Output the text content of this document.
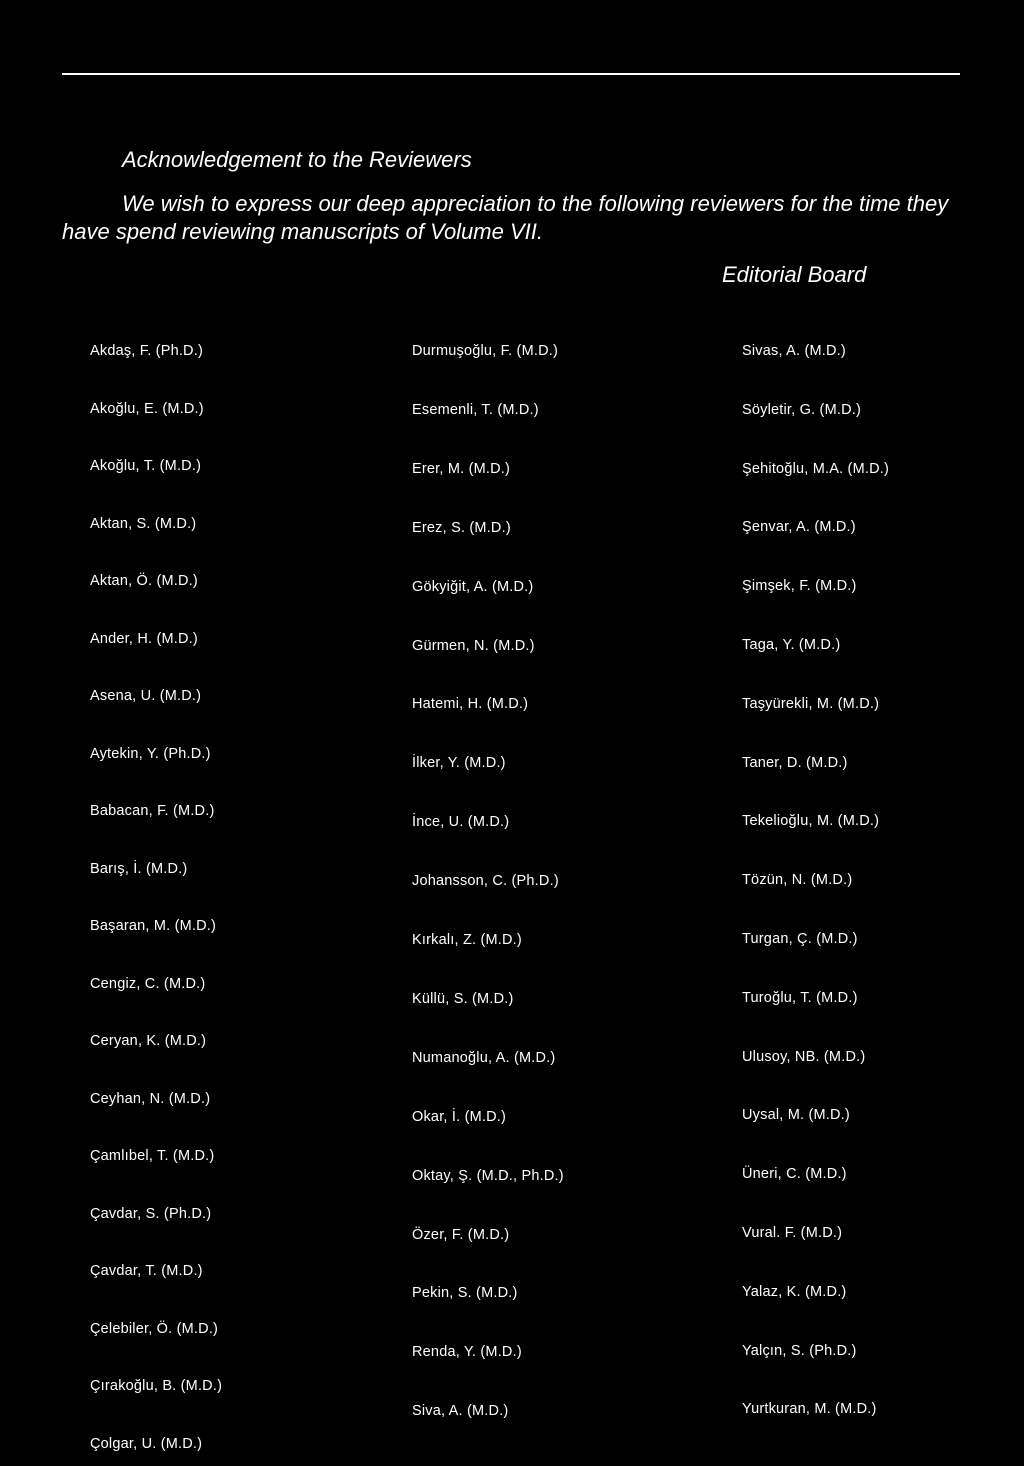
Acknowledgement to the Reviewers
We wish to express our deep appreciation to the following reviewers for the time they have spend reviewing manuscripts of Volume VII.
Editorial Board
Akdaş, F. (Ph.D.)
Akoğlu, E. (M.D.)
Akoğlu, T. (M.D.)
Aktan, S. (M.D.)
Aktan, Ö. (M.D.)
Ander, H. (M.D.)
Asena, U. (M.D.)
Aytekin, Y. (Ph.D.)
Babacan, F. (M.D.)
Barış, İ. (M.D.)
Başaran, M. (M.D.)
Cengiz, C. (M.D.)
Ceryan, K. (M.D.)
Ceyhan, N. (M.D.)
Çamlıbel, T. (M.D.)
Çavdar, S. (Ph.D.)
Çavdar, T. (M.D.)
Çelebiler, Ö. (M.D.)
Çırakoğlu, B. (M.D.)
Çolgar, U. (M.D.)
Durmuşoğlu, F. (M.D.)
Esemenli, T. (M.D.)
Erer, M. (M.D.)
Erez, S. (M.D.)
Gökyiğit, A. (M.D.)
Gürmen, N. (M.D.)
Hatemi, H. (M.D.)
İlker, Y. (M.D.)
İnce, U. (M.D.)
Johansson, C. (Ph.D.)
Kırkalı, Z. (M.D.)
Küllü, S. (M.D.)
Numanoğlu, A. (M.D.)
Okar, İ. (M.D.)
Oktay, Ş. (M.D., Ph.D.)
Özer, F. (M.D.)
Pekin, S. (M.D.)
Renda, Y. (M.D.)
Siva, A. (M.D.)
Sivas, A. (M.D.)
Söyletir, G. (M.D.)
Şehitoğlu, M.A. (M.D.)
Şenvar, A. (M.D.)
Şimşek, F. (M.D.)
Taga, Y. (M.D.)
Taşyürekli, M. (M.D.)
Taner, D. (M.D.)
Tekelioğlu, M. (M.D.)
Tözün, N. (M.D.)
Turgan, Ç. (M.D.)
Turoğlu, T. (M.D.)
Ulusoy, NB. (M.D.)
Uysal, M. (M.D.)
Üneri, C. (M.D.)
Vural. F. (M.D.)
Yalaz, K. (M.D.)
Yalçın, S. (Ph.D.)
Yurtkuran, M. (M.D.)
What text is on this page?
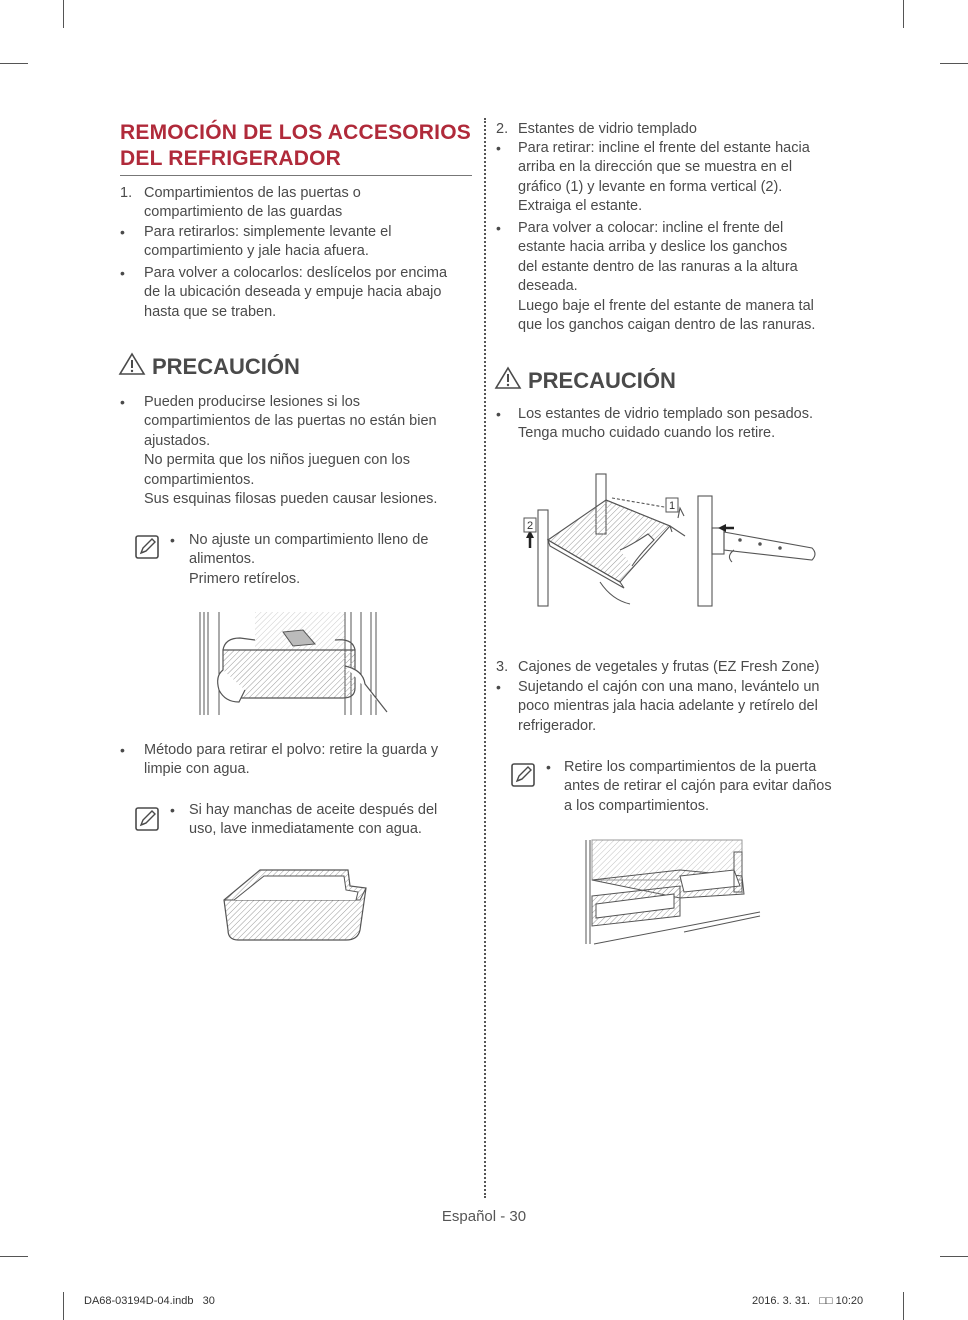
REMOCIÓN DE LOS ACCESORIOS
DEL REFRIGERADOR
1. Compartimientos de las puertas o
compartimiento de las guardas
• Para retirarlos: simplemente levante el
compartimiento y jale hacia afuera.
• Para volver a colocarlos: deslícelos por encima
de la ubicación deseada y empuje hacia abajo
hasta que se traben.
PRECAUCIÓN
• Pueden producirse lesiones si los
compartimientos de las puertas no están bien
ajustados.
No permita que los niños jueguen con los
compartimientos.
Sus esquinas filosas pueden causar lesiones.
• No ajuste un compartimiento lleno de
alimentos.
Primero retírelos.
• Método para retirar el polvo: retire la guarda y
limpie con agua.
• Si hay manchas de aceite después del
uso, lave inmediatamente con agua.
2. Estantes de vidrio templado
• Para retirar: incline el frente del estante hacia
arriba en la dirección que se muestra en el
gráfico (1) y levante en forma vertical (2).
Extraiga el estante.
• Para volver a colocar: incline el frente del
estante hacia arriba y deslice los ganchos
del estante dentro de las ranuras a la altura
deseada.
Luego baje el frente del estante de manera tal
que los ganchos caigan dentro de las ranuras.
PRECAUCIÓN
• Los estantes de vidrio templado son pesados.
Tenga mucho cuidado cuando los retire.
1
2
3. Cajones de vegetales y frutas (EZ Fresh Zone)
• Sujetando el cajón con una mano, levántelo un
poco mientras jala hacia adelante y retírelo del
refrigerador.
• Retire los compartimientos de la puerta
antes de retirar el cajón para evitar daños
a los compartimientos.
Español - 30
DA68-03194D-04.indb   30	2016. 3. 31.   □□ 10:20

■ **WHAT IS EXPECTED**:
Pictures stay out; repeat all the rest of the records exactly.

■ **CORRECT ANSWER**:
Output the text content of this document.
Acknowledgement to the Reviewers
We wish to express our deep appreciation to the following reviewers for the time they have spend reviewing manuscripts of Volume VII.
Editorial Board
Akdaş, F. (Ph.D.)
Akoğlu, E. (M.D.)
Akoğlu, T. (M.D.)
Aktan, S. (M.D.)
Aktan, Ö. (M.D.)
Ander, H. (M.D.)
Asena, U. (M.D.)
Aytekin, Y. (Ph.D.)
Babacan, F. (M.D.)
Barış, İ. (M.D.)
Başaran, M. (M.D.)
Cengiz, C. (M.D.)
Ceryan, K. (M.D.)
Ceyhan, N. (M.D.)
Çamlıbel, T. (M.D.)
Çavdar, S. (Ph.D.)
Çavdar, T. (M.D.)
Çelebiler, Ö. (M.D.)
Çırakoğlu, B. (M.D.)
Çolgar, U. (M.D.)
Durmuşoğlu, F. (M.D.)
Esemenli, T. (M.D.)
Erer, M. (M.D.)
Erez, S. (M.D.)
Gökyiğit, A. (M.D.)
Gürmen, N. (M.D.)
Hatemi, H. (M.D.)
İlker, Y. (M.D.)
İnce, U. (M.D.)
Johansson, C. (Ph.D.)
Kırkalı, Z. (M.D.)
Küllü, S. (M.D.)
Numanoğlu, A. (M.D.)
Okar, İ. (M.D.)
Oktay, Ş. (M.D., Ph.D.)
Özer, F. (M.D.)
Pekin, S. (M.D.)
Renda, Y. (M.D.)
Siva, A. (M.D.)
Sivas, A. (M.D.)
Söyletir, G. (M.D.)
Şehitoğlu, M.A. (M.D.)
Şenvar, A. (M.D.)
Şimşek, F. (M.D.)
Taga, Y. (M.D.)
Taşyürekli, M. (M.D.)
Taner, D. (M.D.)
Tekelioğlu, M. (M.D.)
Tözün, N. (M.D.)
Turgan, Ç. (M.D.)
Turoğlu, T. (M.D.)
Ulusoy, NB. (M.D.)
Uysal, M. (M.D.)
Üneri, C. (M.D.)
Vural. F. (M.D.)
Yalaz, K. (M.D.)
Yalçın, S. (Ph.D.)
Yurtkuran, M. (M.D.)
What text is on this page?
REMOCIÓN DE LOS ACCESORIOS
DEL REFRIGERADOR
1. Compartimientos de las puertas o
compartimiento de las guardas
• Para retirarlos: simplemente levante el
compartimiento y jale hacia afuera.
• Para volver a colocarlos: deslícelos por encima
de la ubicación deseada y empuje hacia abajo
hasta que se traben.
PRECAUCIÓN
• Pueden producirse lesiones si los
compartimientos de las puertas no están bien
ajustados.
No permita que los niños jueguen con los
compartimientos.
Sus esquinas filosas pueden causar lesiones.
• No ajuste un compartimiento lleno de
alimentos.
Primero retírelos.
• Método para retirar el polvo: retire la guarda y
limpie con agua.
• Si hay manchas de aceite después del
uso, lave inmediatamente con agua.
2. Estantes de vidrio templado
• Para retirar: incline el frente del estante hacia
arriba en la dirección que se muestra en el
gráfico (1) y levante en forma vertical (2).
Extraiga el estante.
• Para volver a colocar: incline el frente del
estante hacia arriba y deslice los ganchos
del estante dentro de las ranuras a la altura
deseada.
Luego baje el frente del estante de manera tal
que los ganchos caigan dentro de las ranuras.
PRECAUCIÓN
• Los estantes de vidrio templado son pesados.
Tenga mucho cuidado cuando los retire.
1
2
3. Cajones de vegetales y frutas (EZ Fresh Zone)
• Sujetando el cajón con una mano, levántelo un
poco mientras jala hacia adelante y retírelo del
refrigerador.
• Retire los compartimientos de la puerta
antes de retirar el cajón para evitar daños
a los compartimientos.
Español - 30
DA68-03194D-04.indb   30	2016. 3. 31.   □□ 10:20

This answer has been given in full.